- _TASK GOAL_:
Identify the lines bearing the string "that" and gather them.
>> start DATA TO USE
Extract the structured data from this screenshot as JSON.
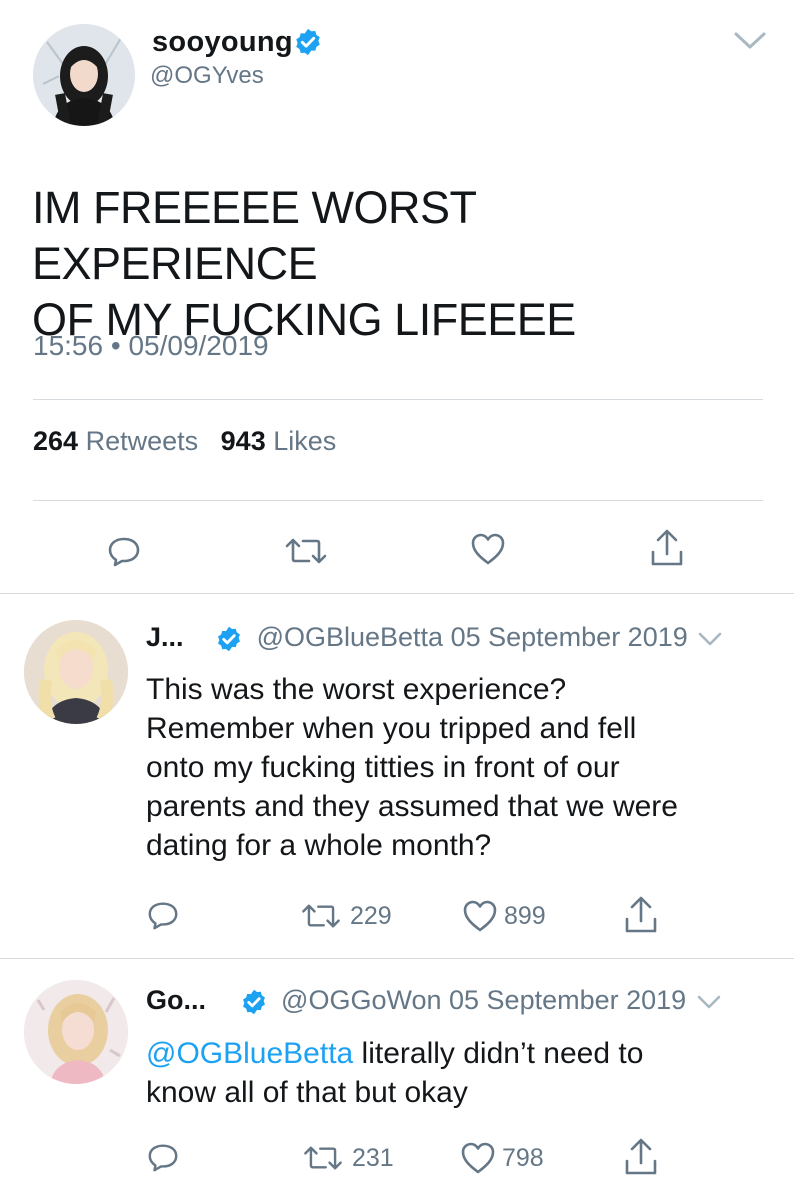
{
  "tweet": {
    "name": "sooyoung",
    "handle": "@OGYves",
    "text_line1": "IM FREEEEE WORST EXPERIENCE",
    "text_line2": "OF MY FUCKING LIFEEEE",
    "time": "15:56",
    "date": "05/09/2019",
    "retweets_count": "264",
    "retweets_label": "Retweets",
    "likes_count": "943",
    "likes_label": "Likes"
  },
  "replies": [
    {
      "name": "J...",
      "handle": "@OGBlueBetta",
      "date": "05 September 2019",
      "lines": [
        "This was the worst experience?",
        "Remember when you tripped and fell",
        "onto my fucking titties in front of our",
        "parents and they assumed that we were",
        "dating for a whole month?"
      ],
      "retweets": "229",
      "likes": "899"
    },
    {
      "name": "Go...",
      "handle": "@OGGoWon",
      "date": "05 September 2019",
      "mention": "@OGBlueBetta",
      "line1_rest": " literally didn’t need to",
      "line2": "know all of that but okay",
      "retweets": "231",
      "likes": "798"
    }
  ],
  "colors": {
    "accent": "#1da1f2",
    "secondary_text": "#657786",
    "icon": "#657786"
  },
  "icons": [
    "verified-badge-icon",
    "chevron-down-icon",
    "reply-icon",
    "retweet-icon",
    "like-icon",
    "share-icon"
  ]
}
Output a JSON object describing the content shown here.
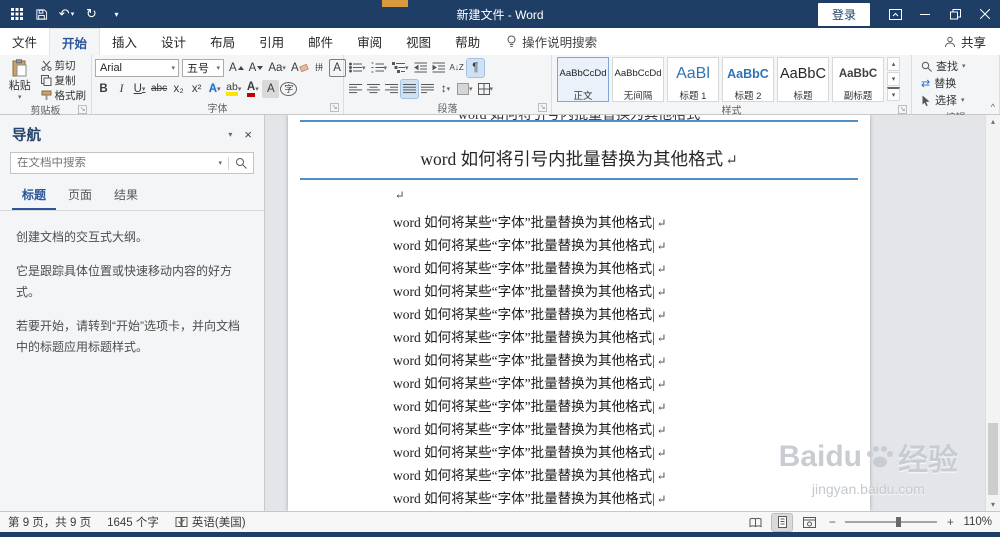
{
  "titlebar": {
    "title": "新建文件 - Word",
    "login_label": "登录"
  },
  "tabs": {
    "file": "文件",
    "items": [
      "开始",
      "插入",
      "设计",
      "布局",
      "引用",
      "邮件",
      "审阅",
      "视图",
      "帮助"
    ],
    "active": "开始",
    "tellme": "操作说明搜索",
    "share": "共享"
  },
  "ribbon": {
    "clipboard": {
      "label": "剪贴板",
      "paste": "粘贴",
      "cut": "剪切",
      "copy": "复制",
      "format_painter": "格式刷"
    },
    "font": {
      "label": "字体",
      "family": "Arial",
      "size": "五号"
    },
    "paragraph": {
      "label": "段落"
    },
    "styles": {
      "label": "样式",
      "items": [
        {
          "preview": "AaBbCcDd",
          "name": "正文",
          "variant": "body"
        },
        {
          "preview": "AaBbCcDd",
          "name": "无间隔",
          "variant": "body"
        },
        {
          "preview": "AaBl",
          "name": "标题 1",
          "variant": "h1"
        },
        {
          "preview": "AaBbC",
          "name": "标题 2",
          "variant": "h2"
        },
        {
          "preview": "AaBbC",
          "name": "标题",
          "variant": "title"
        },
        {
          "preview": "AaBbC",
          "name": "副标题",
          "variant": "subtitle"
        }
      ]
    },
    "editing": {
      "label": "编辑",
      "find": "查找",
      "replace": "替换",
      "select": "选择"
    }
  },
  "navpane": {
    "title": "导航",
    "search_placeholder": "在文档中搜索",
    "tabs": [
      {
        "label": "标题",
        "active": true
      },
      {
        "label": "页面",
        "active": false
      },
      {
        "label": "结果",
        "active": false
      }
    ],
    "paragraphs": [
      "创建文档的交互式大纲。",
      "它是跟踪具体位置或快速移动内容的好方式。",
      "若要开始，请转到“开始”选项卡，并向文档中的标题应用标题样式。"
    ]
  },
  "document": {
    "prev_fragment": "word 如何将引号内批量替换为其他格式",
    "heading": "word 如何将引号内批量替换为其他格式",
    "pilcrow": "↵",
    "body_line": "word 如何将某些“字体”批量替换为其他格式|",
    "body_line_count": 13
  },
  "statusbar": {
    "page_info": "第 9 页，共 9 页",
    "word_count": "1645 个字",
    "language": "英语(美国)",
    "zoom_out": "−",
    "zoom_in": "+",
    "zoom_level": "110%"
  },
  "watermark": {
    "brand_left": "Baidu",
    "brand_right": "经验",
    "url": "jingyan.baidu.com"
  },
  "icons": {
    "caret": "▾",
    "up": "▴",
    "down": "▾",
    "undo": "↶",
    "redo": "↻",
    "letter_a": "A",
    "change_case": "Aa",
    "phonetic": "拼",
    "enclose": "字",
    "bold": "B",
    "italic": "I",
    "underline": "U",
    "strikethrough": "abc",
    "subscript": "x₂",
    "superscript": "x²",
    "highlight": "ab",
    "pilcrow_toggle": "¶",
    "sort": "A↓Z",
    "line_spacing": "↕",
    "close": "×",
    "collapse": "^",
    "launcher": "↘",
    "replace_arrows": "⇄"
  },
  "colors": {
    "accent": "#2b579a",
    "titlebar": "#1e3e66",
    "heading_rule": "#4f8fc7"
  }
}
>> end DATA TO USE
- _RESPONSE TO THE TASK_:
        "parents and they assumed that we were",
      "line2": "know all of that but okay",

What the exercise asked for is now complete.